_Exercise data_:
------------------------------------------------------------

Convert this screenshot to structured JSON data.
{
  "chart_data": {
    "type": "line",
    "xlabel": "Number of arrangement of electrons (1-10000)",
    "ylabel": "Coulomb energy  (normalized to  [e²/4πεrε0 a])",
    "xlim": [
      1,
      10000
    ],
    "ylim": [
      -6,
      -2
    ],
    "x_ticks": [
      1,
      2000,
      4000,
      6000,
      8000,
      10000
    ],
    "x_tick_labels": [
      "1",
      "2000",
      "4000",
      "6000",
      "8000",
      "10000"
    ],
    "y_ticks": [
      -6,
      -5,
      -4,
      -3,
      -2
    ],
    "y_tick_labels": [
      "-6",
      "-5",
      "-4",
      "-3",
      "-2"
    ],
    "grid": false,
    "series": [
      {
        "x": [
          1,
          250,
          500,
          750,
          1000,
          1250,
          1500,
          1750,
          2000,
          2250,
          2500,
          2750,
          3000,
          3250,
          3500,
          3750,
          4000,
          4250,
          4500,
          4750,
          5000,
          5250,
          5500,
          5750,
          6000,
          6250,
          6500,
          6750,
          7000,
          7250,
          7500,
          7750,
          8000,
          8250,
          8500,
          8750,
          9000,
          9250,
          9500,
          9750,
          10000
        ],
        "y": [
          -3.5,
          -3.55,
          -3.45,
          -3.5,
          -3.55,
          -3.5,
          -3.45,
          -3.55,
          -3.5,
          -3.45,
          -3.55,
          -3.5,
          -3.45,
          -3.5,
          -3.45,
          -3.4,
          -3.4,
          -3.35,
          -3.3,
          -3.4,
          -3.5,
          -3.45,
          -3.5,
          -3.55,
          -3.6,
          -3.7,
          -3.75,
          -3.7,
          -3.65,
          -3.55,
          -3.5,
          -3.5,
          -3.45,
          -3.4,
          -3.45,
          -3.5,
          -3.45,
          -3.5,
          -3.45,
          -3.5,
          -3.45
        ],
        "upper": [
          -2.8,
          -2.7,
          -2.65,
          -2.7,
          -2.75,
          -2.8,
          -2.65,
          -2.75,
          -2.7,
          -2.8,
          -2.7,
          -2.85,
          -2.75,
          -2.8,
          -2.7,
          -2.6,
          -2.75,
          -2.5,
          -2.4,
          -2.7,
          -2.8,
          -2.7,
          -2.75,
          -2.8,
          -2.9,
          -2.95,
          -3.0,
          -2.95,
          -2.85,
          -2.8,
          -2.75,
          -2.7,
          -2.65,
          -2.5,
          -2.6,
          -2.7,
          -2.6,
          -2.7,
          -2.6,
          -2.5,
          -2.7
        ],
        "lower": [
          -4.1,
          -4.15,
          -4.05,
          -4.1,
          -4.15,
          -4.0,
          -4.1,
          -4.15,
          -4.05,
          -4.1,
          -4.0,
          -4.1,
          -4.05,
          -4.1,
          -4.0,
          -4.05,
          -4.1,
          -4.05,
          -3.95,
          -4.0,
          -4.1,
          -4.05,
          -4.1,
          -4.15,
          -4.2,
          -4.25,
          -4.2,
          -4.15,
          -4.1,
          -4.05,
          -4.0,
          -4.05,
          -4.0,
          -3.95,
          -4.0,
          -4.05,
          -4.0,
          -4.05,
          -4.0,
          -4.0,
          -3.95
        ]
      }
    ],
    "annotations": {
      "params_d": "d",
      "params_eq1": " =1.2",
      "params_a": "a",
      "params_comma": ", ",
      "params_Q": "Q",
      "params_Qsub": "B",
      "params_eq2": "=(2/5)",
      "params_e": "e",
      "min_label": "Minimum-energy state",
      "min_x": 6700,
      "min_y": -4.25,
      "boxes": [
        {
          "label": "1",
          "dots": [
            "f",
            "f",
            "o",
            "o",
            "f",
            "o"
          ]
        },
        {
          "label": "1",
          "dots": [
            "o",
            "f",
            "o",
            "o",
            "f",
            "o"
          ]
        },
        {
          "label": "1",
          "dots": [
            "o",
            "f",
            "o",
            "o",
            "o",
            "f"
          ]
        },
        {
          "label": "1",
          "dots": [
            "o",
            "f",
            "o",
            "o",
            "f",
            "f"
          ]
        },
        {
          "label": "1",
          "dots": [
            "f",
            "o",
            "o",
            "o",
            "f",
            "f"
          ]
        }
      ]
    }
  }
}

------------------------------------------------------------

_Directions for this task_: Look for lines containing the string "energy" and copy them all.

_Exercise output_:
    "ylabel": "Coulomb energy  (normalized to  [e²/4πεrε0 a])",
      "min_label": "Minimum-energy state",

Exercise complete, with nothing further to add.